> [SET EXERCISE]: Please list all lines of the material below in which the string "Number" occurs.

> [TASK MATERIAL]:

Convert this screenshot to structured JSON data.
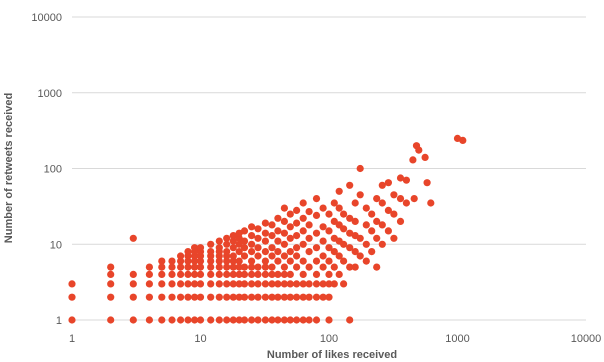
{
  "chart_data": {
    "type": "scatter",
    "title": "",
    "xlabel": "Number of likes received",
    "ylabel": "Number of retweets received",
    "x_scale": "log",
    "y_scale": "log",
    "xlim": [
      1,
      10000
    ],
    "ylim": [
      1,
      10000
    ],
    "x_ticks": [
      "1",
      "10",
      "100",
      "1000",
      "10000"
    ],
    "y_ticks": [
      "1",
      "10",
      "100",
      "1000",
      "10000"
    ],
    "grid": "horizontal",
    "legend": "none",
    "marker_color": "#e8452a",
    "points": [
      [
        1,
        1
      ],
      [
        1,
        2
      ],
      [
        1,
        3
      ],
      [
        2,
        1
      ],
      [
        2,
        2
      ],
      [
        2,
        3
      ],
      [
        2,
        4
      ],
      [
        2,
        5
      ],
      [
        3,
        1
      ],
      [
        3,
        2
      ],
      [
        3,
        3
      ],
      [
        3,
        4
      ],
      [
        3,
        12
      ],
      [
        4,
        1
      ],
      [
        4,
        2
      ],
      [
        4,
        3
      ],
      [
        4,
        4
      ],
      [
        4,
        5
      ],
      [
        5,
        1
      ],
      [
        5,
        2
      ],
      [
        5,
        3
      ],
      [
        5,
        4
      ],
      [
        5,
        5
      ],
      [
        5,
        6
      ],
      [
        6,
        1
      ],
      [
        6,
        2
      ],
      [
        6,
        3
      ],
      [
        6,
        4
      ],
      [
        6,
        5
      ],
      [
        6,
        6
      ],
      [
        7,
        1
      ],
      [
        7,
        2
      ],
      [
        7,
        3
      ],
      [
        7,
        4
      ],
      [
        7,
        5
      ],
      [
        7,
        6
      ],
      [
        7,
        7
      ],
      [
        8,
        1
      ],
      [
        8,
        2
      ],
      [
        8,
        3
      ],
      [
        8,
        4
      ],
      [
        8,
        5
      ],
      [
        8,
        6
      ],
      [
        8,
        7
      ],
      [
        8,
        8
      ],
      [
        9,
        1
      ],
      [
        9,
        2
      ],
      [
        9,
        3
      ],
      [
        9,
        4
      ],
      [
        9,
        5
      ],
      [
        9,
        6
      ],
      [
        9,
        7
      ],
      [
        9,
        8
      ],
      [
        9,
        9
      ],
      [
        10,
        1
      ],
      [
        10,
        2
      ],
      [
        10,
        3
      ],
      [
        10,
        4
      ],
      [
        10,
        5
      ],
      [
        10,
        6
      ],
      [
        10,
        7
      ],
      [
        10,
        8
      ],
      [
        10,
        9
      ],
      [
        12,
        1
      ],
      [
        12,
        2
      ],
      [
        12,
        3
      ],
      [
        12,
        4
      ],
      [
        12,
        5
      ],
      [
        12,
        6
      ],
      [
        12,
        7
      ],
      [
        12,
        8
      ],
      [
        12,
        10
      ],
      [
        14,
        1
      ],
      [
        14,
        2
      ],
      [
        14,
        3
      ],
      [
        14,
        4
      ],
      [
        14,
        5
      ],
      [
        14,
        6
      ],
      [
        14,
        7
      ],
      [
        14,
        8
      ],
      [
        14,
        9
      ],
      [
        14,
        11
      ],
      [
        16,
        1
      ],
      [
        16,
        2
      ],
      [
        16,
        3
      ],
      [
        16,
        4
      ],
      [
        16,
        5
      ],
      [
        16,
        6
      ],
      [
        16,
        7
      ],
      [
        16,
        8
      ],
      [
        16,
        10
      ],
      [
        16,
        12
      ],
      [
        18,
        1
      ],
      [
        18,
        2
      ],
      [
        18,
        3
      ],
      [
        18,
        4
      ],
      [
        18,
        5
      ],
      [
        18,
        6
      ],
      [
        18,
        7
      ],
      [
        18,
        9
      ],
      [
        18,
        11
      ],
      [
        18,
        13
      ],
      [
        20,
        1
      ],
      [
        20,
        2
      ],
      [
        20,
        3
      ],
      [
        20,
        4
      ],
      [
        20,
        5
      ],
      [
        20,
        6
      ],
      [
        20,
        8
      ],
      [
        20,
        10
      ],
      [
        20,
        12
      ],
      [
        20,
        14
      ],
      [
        22,
        1
      ],
      [
        22,
        2
      ],
      [
        22,
        3
      ],
      [
        22,
        4
      ],
      [
        22,
        5
      ],
      [
        22,
        7
      ],
      [
        22,
        9
      ],
      [
        22,
        11
      ],
      [
        22,
        15
      ],
      [
        25,
        1
      ],
      [
        25,
        2
      ],
      [
        25,
        3
      ],
      [
        25,
        4
      ],
      [
        25,
        5
      ],
      [
        25,
        6
      ],
      [
        25,
        8
      ],
      [
        25,
        10
      ],
      [
        25,
        13
      ],
      [
        25,
        17
      ],
      [
        28,
        1
      ],
      [
        28,
        2
      ],
      [
        28,
        3
      ],
      [
        28,
        4
      ],
      [
        28,
        5
      ],
      [
        28,
        7
      ],
      [
        28,
        9
      ],
      [
        28,
        12
      ],
      [
        28,
        16
      ],
      [
        32,
        1
      ],
      [
        32,
        2
      ],
      [
        32,
        3
      ],
      [
        32,
        4
      ],
      [
        32,
        5
      ],
      [
        32,
        6
      ],
      [
        32,
        8
      ],
      [
        32,
        11
      ],
      [
        32,
        14
      ],
      [
        32,
        19
      ],
      [
        36,
        1
      ],
      [
        36,
        2
      ],
      [
        36,
        3
      ],
      [
        36,
        4
      ],
      [
        36,
        5
      ],
      [
        36,
        7
      ],
      [
        36,
        9
      ],
      [
        36,
        13
      ],
      [
        36,
        18
      ],
      [
        40,
        1
      ],
      [
        40,
        2
      ],
      [
        40,
        3
      ],
      [
        40,
        4
      ],
      [
        40,
        6
      ],
      [
        40,
        8
      ],
      [
        40,
        11
      ],
      [
        40,
        15
      ],
      [
        40,
        22
      ],
      [
        45,
        1
      ],
      [
        45,
        2
      ],
      [
        45,
        3
      ],
      [
        45,
        4
      ],
      [
        45,
        5
      ],
      [
        45,
        7
      ],
      [
        45,
        10
      ],
      [
        45,
        14
      ],
      [
        45,
        20
      ],
      [
        45,
        30
      ],
      [
        50,
        1
      ],
      [
        50,
        2
      ],
      [
        50,
        3
      ],
      [
        50,
        4
      ],
      [
        50,
        6
      ],
      [
        50,
        8
      ],
      [
        50,
        12
      ],
      [
        50,
        17
      ],
      [
        50,
        25
      ],
      [
        56,
        1
      ],
      [
        56,
        2
      ],
      [
        56,
        3
      ],
      [
        56,
        5
      ],
      [
        56,
        7
      ],
      [
        56,
        9
      ],
      [
        56,
        13
      ],
      [
        56,
        19
      ],
      [
        56,
        28
      ],
      [
        63,
        1
      ],
      [
        63,
        2
      ],
      [
        63,
        3
      ],
      [
        63,
        4
      ],
      [
        63,
        6
      ],
      [
        63,
        10
      ],
      [
        63,
        15
      ],
      [
        63,
        22
      ],
      [
        63,
        35
      ],
      [
        70,
        1
      ],
      [
        70,
        2
      ],
      [
        70,
        3
      ],
      [
        70,
        5
      ],
      [
        70,
        8
      ],
      [
        70,
        12
      ],
      [
        70,
        18
      ],
      [
        70,
        27
      ],
      [
        80,
        1
      ],
      [
        80,
        2
      ],
      [
        80,
        3
      ],
      [
        80,
        4
      ],
      [
        80,
        6
      ],
      [
        80,
        9
      ],
      [
        80,
        14
      ],
      [
        80,
        24
      ],
      [
        80,
        40
      ],
      [
        90,
        2
      ],
      [
        90,
        3
      ],
      [
        90,
        5
      ],
      [
        90,
        7
      ],
      [
        90,
        11
      ],
      [
        90,
        17
      ],
      [
        90,
        30
      ],
      [
        100,
        1
      ],
      [
        100,
        2
      ],
      [
        100,
        3
      ],
      [
        100,
        4
      ],
      [
        100,
        6
      ],
      [
        100,
        9
      ],
      [
        100,
        15
      ],
      [
        100,
        25
      ],
      [
        110,
        3
      ],
      [
        110,
        5
      ],
      [
        110,
        8
      ],
      [
        110,
        12
      ],
      [
        110,
        20
      ],
      [
        110,
        35
      ],
      [
        120,
        4
      ],
      [
        120,
        7
      ],
      [
        120,
        11
      ],
      [
        120,
        18
      ],
      [
        120,
        30
      ],
      [
        120,
        50
      ],
      [
        130,
        3
      ],
      [
        130,
        6
      ],
      [
        130,
        10
      ],
      [
        130,
        16
      ],
      [
        130,
        25
      ],
      [
        145,
        1
      ],
      [
        145,
        5
      ],
      [
        145,
        9
      ],
      [
        145,
        14
      ],
      [
        145,
        22
      ],
      [
        145,
        60
      ],
      [
        160,
        5
      ],
      [
        160,
        8
      ],
      [
        160,
        13
      ],
      [
        160,
        20
      ],
      [
        160,
        35
      ],
      [
        175,
        7
      ],
      [
        175,
        12
      ],
      [
        175,
        45
      ],
      [
        175,
        100
      ],
      [
        195,
        6
      ],
      [
        195,
        10
      ],
      [
        195,
        18
      ],
      [
        195,
        30
      ],
      [
        215,
        8
      ],
      [
        215,
        15
      ],
      [
        215,
        25
      ],
      [
        235,
        5
      ],
      [
        235,
        12
      ],
      [
        235,
        20
      ],
      [
        235,
        40
      ],
      [
        260,
        10
      ],
      [
        260,
        18
      ],
      [
        260,
        35
      ],
      [
        260,
        60
      ],
      [
        290,
        15
      ],
      [
        290,
        28
      ],
      [
        290,
        65
      ],
      [
        320,
        12
      ],
      [
        320,
        25
      ],
      [
        320,
        45
      ],
      [
        360,
        20
      ],
      [
        360,
        40
      ],
      [
        360,
        75
      ],
      [
        400,
        35
      ],
      [
        400,
        70
      ],
      [
        450,
        130
      ],
      [
        460,
        40
      ],
      [
        480,
        200
      ],
      [
        500,
        175
      ],
      [
        560,
        140
      ],
      [
        580,
        65
      ],
      [
        620,
        35
      ],
      [
        1000,
        250
      ],
      [
        1100,
        235
      ]
    ]
  }
}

> [PROBLEM SOLUTION]:
    "xlabel": "Number of likes received",
    "ylabel": "Number of retweets received",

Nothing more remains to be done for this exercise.